● Given request
Where a line in the listing contains the string "Composite", copy that line out.
-- START OF Provided material --
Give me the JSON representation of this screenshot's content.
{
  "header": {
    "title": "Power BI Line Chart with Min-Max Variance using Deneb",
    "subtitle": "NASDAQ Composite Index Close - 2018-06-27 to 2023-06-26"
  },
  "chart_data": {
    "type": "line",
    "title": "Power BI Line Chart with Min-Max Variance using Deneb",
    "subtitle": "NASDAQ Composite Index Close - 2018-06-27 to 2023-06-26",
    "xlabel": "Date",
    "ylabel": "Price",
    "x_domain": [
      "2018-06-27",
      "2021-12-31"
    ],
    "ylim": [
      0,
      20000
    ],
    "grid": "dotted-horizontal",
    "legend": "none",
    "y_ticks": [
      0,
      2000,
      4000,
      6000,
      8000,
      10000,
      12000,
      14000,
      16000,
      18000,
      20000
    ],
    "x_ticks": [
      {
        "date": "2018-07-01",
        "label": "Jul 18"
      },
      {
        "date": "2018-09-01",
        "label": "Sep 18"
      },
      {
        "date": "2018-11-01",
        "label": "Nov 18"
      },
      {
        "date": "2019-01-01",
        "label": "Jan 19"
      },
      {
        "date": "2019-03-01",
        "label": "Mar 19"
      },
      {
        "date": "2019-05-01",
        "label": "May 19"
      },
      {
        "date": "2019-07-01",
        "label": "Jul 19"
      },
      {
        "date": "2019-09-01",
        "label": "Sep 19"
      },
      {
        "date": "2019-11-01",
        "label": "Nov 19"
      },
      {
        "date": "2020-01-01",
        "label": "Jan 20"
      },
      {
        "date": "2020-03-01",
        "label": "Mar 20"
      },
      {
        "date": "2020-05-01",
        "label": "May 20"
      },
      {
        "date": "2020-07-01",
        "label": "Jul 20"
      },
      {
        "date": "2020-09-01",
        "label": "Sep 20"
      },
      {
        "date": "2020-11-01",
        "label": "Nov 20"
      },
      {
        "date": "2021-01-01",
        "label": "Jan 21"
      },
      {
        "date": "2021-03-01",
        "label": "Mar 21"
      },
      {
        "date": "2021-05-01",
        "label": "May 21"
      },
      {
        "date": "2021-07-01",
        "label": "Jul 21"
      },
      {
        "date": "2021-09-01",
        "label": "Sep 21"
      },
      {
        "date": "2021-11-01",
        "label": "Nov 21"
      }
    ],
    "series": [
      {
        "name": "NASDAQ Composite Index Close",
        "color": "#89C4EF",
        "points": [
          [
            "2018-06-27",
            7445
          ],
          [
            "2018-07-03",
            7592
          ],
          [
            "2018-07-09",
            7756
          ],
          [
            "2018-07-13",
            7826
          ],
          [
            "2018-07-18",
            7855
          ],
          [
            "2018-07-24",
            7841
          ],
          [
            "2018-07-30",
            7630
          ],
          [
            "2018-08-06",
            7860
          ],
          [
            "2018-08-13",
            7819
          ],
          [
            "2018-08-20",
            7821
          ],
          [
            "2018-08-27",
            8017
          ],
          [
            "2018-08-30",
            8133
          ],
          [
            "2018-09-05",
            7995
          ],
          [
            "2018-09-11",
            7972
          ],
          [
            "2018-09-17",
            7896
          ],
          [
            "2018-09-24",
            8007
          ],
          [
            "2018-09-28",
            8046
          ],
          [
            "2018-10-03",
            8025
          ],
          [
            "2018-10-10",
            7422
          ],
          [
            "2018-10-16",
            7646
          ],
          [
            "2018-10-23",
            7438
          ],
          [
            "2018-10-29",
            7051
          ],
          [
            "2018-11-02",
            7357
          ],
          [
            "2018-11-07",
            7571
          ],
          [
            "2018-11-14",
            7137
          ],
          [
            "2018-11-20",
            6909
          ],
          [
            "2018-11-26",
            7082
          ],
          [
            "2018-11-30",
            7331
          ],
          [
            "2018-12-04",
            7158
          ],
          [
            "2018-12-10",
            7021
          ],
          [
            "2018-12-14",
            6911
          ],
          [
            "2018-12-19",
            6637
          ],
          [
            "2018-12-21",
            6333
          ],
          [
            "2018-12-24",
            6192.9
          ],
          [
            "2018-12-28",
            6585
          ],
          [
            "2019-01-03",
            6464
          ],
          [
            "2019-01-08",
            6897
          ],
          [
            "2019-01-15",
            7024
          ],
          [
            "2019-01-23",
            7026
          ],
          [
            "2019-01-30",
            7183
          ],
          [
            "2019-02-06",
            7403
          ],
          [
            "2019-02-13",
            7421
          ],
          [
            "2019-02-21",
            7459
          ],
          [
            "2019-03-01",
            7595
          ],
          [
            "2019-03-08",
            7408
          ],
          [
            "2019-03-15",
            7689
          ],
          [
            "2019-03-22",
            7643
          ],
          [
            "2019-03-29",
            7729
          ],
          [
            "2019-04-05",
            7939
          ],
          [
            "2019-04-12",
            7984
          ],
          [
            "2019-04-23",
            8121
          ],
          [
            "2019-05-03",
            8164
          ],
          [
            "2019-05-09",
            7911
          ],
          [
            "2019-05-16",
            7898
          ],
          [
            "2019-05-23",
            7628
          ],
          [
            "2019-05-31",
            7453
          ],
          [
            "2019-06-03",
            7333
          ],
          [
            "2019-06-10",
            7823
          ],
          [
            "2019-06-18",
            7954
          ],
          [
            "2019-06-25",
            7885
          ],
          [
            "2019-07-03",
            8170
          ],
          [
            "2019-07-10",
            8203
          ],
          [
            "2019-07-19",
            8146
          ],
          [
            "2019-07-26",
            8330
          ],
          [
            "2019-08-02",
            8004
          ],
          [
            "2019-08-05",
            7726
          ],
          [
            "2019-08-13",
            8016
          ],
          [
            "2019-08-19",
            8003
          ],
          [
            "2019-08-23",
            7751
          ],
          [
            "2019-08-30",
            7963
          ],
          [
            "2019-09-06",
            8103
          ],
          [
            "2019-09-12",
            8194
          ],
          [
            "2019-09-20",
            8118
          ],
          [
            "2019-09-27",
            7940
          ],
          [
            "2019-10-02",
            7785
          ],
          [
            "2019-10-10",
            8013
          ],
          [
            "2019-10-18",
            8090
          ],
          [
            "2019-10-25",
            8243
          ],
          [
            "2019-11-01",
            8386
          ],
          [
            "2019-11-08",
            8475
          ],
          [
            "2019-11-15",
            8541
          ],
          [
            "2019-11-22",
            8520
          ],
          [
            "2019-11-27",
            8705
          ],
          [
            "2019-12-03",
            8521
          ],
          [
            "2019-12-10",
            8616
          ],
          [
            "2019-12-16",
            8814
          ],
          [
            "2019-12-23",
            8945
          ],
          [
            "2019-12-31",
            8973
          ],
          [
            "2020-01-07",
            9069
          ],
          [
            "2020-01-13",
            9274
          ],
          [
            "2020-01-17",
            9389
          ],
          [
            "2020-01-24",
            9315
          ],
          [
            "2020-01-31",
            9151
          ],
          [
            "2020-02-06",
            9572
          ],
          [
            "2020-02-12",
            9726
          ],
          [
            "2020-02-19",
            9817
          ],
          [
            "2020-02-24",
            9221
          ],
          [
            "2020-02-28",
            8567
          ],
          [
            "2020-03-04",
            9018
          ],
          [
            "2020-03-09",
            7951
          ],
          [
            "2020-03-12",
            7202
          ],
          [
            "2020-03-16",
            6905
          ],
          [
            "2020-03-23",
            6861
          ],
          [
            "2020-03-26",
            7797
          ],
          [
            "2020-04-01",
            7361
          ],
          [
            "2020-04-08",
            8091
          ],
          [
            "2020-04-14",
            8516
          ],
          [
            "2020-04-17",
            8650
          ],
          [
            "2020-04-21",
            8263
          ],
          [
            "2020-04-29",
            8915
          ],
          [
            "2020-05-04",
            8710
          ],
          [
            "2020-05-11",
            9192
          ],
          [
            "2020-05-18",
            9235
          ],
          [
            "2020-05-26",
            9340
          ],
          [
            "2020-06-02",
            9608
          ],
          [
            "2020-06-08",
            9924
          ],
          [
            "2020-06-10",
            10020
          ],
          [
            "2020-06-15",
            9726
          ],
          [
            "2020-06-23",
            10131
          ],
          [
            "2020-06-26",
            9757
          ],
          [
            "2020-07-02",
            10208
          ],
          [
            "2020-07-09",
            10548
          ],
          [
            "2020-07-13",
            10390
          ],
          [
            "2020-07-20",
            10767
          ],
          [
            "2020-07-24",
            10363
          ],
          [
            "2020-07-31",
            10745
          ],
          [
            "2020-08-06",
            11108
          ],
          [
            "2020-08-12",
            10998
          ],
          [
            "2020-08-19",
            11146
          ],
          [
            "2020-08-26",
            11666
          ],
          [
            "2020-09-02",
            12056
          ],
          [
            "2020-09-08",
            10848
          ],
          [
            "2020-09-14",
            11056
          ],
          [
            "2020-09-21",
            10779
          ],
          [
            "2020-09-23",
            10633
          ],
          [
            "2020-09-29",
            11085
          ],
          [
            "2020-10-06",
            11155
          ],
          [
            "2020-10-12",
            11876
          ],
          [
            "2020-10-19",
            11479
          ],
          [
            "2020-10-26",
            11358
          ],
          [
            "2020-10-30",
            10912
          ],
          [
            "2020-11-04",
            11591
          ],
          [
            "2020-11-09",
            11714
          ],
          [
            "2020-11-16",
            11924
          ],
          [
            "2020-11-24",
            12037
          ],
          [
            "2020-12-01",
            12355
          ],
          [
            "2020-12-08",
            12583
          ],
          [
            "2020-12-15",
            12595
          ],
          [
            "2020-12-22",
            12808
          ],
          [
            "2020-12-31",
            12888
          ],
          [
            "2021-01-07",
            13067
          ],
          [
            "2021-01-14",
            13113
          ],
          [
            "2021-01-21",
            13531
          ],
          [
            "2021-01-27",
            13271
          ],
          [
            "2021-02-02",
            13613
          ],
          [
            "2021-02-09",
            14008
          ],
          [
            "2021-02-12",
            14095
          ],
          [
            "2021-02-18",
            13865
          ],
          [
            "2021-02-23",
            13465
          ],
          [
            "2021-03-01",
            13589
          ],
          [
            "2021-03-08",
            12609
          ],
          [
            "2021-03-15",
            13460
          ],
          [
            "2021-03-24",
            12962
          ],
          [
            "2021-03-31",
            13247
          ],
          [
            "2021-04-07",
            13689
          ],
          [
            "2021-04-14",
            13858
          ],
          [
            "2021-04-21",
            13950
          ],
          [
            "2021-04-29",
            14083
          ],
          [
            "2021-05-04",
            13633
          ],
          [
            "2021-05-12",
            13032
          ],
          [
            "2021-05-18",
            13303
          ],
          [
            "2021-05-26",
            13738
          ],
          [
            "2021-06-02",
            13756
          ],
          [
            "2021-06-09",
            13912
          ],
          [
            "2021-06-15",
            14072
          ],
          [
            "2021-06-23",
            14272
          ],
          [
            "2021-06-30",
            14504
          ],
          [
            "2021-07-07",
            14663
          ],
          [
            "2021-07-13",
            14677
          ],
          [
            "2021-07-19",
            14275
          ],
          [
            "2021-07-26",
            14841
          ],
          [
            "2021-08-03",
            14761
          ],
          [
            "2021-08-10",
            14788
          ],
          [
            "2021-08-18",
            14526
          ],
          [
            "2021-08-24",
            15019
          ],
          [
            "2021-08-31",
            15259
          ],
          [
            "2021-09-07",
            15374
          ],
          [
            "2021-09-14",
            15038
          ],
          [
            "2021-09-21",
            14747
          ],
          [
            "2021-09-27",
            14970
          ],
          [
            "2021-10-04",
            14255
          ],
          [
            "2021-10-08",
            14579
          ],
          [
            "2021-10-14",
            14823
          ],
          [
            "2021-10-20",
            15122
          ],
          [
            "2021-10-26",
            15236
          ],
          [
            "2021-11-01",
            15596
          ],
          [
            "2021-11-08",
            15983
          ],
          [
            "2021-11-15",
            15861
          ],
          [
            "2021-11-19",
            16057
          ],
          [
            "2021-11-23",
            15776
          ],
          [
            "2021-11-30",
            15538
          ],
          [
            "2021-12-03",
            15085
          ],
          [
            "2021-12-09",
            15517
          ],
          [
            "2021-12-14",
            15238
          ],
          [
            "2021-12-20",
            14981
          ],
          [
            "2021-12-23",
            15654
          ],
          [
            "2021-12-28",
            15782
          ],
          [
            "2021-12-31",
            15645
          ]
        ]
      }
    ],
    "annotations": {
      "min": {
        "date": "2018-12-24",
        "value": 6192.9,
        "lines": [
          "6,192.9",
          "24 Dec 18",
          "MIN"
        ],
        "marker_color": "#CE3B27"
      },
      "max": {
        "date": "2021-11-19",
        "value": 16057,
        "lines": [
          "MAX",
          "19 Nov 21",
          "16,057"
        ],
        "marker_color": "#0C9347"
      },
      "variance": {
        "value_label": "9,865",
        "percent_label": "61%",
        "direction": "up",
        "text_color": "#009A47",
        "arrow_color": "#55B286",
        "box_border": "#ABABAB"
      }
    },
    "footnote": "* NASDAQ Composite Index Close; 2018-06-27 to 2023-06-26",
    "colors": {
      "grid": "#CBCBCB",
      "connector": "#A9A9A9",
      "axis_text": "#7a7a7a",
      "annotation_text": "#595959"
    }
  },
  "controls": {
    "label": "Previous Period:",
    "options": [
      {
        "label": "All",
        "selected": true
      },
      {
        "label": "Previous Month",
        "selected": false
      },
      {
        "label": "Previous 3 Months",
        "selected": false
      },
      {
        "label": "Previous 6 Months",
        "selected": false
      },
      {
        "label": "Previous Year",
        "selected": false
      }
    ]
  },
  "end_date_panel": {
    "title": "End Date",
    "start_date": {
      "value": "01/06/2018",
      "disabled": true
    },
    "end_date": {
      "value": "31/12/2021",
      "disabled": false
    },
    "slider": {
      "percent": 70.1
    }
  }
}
-- END OF Provided material --
● Output of the exercise
    "subtitle": "NASDAQ Composite Index Close - 2018-06-27 to 2023-06-26"
    "subtitle": "NASDAQ Composite Index Close - 2018-06-27 to 2023-06-26",
        "name": "NASDAQ Composite Index Close",
    "footnote": "* NASDAQ Composite Index Close; 2018-06-27 to 2023-06-26",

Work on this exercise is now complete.